◆ **WRITTEN EXERCISE**:
Of the lines below, count those containing the word "selected". Reply with the number alone.

◆ **Data records**:
>>

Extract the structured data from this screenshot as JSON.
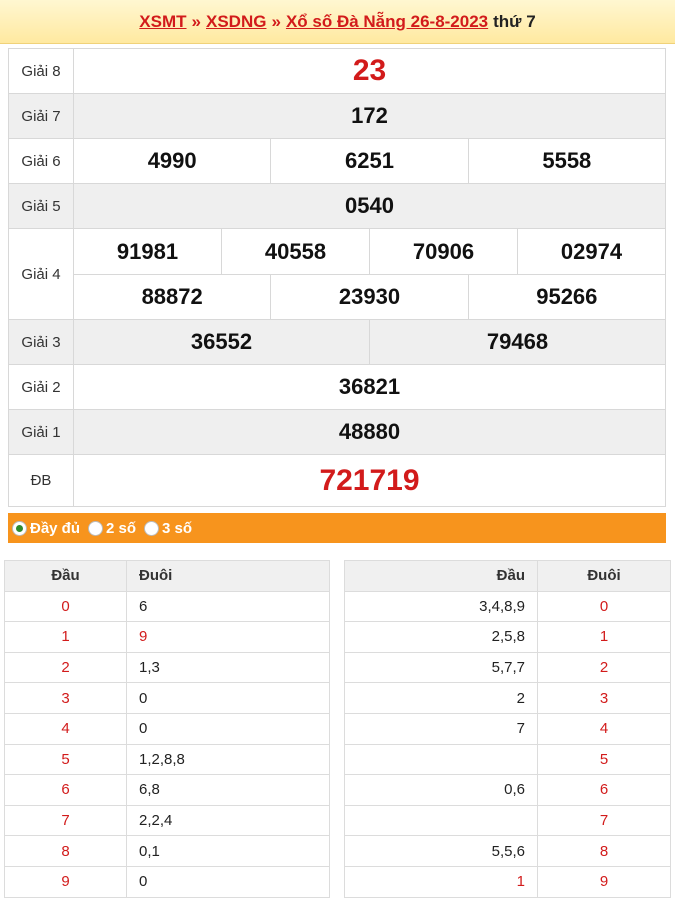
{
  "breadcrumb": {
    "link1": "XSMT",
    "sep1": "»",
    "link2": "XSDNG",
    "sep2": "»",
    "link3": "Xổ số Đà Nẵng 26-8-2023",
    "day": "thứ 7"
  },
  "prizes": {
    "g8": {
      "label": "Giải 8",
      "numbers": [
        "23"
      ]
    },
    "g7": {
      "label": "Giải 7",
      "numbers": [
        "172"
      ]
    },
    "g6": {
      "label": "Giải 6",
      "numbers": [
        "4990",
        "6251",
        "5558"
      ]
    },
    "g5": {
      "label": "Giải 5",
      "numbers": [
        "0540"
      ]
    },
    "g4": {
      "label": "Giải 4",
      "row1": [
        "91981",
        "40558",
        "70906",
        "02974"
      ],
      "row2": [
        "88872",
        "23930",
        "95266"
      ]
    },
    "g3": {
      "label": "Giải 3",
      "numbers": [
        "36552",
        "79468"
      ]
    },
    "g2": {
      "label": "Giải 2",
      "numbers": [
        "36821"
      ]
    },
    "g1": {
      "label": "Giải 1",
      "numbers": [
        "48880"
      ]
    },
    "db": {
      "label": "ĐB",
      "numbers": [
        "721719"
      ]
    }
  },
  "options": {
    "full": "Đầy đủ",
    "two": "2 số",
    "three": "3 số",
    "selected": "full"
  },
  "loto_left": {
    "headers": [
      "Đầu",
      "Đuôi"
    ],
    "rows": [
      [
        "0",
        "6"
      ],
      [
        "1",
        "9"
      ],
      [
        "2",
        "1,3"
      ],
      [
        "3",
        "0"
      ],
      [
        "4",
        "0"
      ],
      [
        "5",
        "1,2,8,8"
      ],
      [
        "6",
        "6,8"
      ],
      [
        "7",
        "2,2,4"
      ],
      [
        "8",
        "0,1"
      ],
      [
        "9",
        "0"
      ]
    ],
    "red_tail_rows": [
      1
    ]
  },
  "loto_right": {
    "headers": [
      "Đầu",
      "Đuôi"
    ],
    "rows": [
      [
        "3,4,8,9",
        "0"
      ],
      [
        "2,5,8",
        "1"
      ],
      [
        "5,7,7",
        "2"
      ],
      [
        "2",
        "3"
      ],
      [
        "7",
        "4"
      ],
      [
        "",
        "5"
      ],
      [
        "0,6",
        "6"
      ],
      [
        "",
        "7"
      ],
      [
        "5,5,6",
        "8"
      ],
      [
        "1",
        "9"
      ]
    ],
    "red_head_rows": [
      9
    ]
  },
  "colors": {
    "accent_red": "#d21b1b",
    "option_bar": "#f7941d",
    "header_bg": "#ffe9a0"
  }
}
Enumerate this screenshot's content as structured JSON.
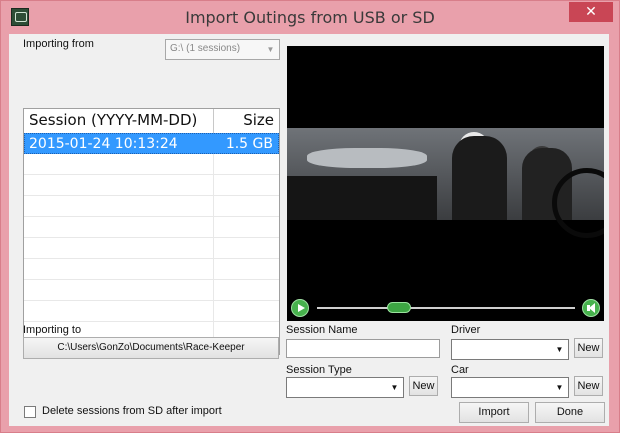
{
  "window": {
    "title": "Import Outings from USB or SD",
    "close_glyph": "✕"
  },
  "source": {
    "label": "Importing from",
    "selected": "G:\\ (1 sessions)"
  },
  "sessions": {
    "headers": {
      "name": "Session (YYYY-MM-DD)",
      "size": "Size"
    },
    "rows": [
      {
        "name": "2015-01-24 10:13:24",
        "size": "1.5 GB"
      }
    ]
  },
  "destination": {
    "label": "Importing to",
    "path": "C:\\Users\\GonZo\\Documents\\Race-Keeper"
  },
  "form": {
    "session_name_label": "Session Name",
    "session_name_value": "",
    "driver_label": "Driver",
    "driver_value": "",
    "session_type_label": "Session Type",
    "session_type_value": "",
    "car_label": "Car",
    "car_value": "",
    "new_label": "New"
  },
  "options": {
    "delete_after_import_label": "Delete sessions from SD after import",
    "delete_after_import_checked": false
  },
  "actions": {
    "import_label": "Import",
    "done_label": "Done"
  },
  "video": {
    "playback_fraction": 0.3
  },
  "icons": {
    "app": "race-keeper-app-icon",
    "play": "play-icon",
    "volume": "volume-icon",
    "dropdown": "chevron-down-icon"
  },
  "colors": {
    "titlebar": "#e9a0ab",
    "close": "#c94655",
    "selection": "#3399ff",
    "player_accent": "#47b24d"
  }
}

<<

◆ **WRITTEN SOLUTION**:
2